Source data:

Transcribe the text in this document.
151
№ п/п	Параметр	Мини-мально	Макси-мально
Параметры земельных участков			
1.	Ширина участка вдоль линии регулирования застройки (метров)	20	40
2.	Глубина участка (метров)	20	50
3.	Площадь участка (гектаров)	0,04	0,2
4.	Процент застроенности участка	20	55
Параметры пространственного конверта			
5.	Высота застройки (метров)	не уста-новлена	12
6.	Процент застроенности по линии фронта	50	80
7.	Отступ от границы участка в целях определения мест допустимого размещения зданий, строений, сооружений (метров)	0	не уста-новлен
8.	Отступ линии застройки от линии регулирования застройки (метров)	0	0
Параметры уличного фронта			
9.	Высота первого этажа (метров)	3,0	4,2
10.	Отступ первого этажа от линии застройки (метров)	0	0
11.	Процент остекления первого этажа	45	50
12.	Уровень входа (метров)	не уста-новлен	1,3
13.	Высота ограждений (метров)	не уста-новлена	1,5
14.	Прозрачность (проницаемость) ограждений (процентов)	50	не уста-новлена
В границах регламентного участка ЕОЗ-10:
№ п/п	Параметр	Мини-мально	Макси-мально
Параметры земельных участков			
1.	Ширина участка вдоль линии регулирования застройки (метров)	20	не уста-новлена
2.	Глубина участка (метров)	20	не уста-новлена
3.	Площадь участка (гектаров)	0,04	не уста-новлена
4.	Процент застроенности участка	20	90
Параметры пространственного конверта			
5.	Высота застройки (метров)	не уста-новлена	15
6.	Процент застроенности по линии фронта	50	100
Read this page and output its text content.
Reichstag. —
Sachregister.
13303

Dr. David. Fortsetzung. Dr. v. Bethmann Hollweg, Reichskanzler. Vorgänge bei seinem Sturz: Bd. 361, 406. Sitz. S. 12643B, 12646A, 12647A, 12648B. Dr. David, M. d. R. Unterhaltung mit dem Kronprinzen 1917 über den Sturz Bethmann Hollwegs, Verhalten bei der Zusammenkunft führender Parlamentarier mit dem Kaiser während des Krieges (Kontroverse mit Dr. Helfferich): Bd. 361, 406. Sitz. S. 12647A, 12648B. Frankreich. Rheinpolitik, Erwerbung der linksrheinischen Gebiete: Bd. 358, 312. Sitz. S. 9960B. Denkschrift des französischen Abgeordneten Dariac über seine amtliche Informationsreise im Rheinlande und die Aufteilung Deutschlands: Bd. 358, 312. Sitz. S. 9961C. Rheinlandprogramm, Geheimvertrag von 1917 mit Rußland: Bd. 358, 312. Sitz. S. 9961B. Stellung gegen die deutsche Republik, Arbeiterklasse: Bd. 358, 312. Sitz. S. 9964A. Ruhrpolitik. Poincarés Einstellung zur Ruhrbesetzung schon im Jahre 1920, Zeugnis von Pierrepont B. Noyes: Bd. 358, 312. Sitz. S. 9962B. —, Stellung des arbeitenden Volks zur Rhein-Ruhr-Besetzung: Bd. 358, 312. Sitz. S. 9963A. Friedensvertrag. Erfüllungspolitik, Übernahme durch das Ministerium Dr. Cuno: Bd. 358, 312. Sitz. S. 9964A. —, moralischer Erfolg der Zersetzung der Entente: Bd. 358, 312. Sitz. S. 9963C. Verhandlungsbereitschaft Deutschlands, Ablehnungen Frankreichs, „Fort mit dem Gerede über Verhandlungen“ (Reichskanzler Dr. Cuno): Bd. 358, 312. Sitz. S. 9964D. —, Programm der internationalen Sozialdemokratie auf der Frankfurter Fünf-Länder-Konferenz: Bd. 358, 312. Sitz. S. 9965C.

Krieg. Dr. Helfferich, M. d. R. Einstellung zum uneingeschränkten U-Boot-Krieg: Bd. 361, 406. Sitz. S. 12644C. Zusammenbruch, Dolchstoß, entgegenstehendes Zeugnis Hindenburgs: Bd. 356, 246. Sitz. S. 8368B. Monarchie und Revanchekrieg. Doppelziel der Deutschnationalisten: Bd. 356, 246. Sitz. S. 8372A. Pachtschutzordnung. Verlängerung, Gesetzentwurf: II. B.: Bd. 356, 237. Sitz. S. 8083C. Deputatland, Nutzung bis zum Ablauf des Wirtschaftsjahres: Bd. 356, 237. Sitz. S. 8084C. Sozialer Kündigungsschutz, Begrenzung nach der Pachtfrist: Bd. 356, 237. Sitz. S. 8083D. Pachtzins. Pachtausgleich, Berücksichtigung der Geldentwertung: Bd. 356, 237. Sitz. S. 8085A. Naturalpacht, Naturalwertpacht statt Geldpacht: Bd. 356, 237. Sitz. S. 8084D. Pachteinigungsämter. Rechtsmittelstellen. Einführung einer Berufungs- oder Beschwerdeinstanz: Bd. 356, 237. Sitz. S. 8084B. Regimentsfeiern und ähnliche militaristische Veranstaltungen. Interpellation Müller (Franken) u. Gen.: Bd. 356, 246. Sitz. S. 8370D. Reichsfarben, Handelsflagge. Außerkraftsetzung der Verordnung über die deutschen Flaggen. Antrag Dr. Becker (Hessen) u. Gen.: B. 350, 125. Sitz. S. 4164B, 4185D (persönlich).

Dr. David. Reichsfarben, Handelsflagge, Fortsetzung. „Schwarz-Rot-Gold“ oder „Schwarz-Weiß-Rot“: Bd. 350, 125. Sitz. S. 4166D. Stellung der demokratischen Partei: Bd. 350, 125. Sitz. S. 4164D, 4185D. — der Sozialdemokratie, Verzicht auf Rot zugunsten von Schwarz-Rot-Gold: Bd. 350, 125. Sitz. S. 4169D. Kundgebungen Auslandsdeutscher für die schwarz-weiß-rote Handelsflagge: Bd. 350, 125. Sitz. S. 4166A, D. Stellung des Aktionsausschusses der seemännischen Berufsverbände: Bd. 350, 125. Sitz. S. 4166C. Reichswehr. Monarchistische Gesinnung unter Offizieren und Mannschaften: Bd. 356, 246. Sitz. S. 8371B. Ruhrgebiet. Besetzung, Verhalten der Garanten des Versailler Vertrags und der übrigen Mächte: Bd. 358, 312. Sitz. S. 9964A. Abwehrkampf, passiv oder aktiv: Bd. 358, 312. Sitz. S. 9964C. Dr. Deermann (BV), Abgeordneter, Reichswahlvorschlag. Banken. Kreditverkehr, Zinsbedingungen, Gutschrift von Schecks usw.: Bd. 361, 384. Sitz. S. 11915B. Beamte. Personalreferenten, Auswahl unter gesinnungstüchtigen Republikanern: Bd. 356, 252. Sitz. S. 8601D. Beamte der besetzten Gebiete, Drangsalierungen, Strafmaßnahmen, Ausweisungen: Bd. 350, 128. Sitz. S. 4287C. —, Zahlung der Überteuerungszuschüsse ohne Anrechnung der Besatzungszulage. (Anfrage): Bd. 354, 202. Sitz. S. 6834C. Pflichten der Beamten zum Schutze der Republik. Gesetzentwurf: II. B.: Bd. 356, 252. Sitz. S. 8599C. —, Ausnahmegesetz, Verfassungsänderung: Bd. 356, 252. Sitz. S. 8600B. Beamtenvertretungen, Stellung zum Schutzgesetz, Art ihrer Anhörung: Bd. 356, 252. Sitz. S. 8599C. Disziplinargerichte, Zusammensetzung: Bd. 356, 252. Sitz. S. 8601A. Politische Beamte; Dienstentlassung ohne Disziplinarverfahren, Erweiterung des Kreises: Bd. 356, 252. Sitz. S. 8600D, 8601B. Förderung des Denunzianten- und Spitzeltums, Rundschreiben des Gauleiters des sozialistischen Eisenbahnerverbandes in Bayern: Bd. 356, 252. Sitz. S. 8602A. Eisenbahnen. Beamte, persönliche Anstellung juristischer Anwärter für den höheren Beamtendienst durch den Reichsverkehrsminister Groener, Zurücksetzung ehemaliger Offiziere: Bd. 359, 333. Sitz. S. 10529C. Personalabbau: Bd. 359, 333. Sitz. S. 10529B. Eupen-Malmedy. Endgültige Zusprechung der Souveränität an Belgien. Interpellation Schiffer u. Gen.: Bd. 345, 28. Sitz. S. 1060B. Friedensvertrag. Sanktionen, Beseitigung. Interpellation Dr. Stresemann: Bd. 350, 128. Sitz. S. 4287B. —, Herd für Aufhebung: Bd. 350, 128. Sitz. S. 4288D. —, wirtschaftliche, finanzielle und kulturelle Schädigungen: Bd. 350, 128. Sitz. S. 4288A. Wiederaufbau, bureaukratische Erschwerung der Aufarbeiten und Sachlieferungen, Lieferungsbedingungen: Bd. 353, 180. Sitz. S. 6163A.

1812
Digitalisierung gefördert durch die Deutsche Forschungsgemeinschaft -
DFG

Task requirements:
Among the records above, find each line holding the string "первого" and pull it out.

Solution to this task:
9.	Высота первого этажа (метров)	3,0	4,2
10.	Отступ первого этажа от линии застройки (метров)	0	0
11.	Процент остекления первого этажа	45	50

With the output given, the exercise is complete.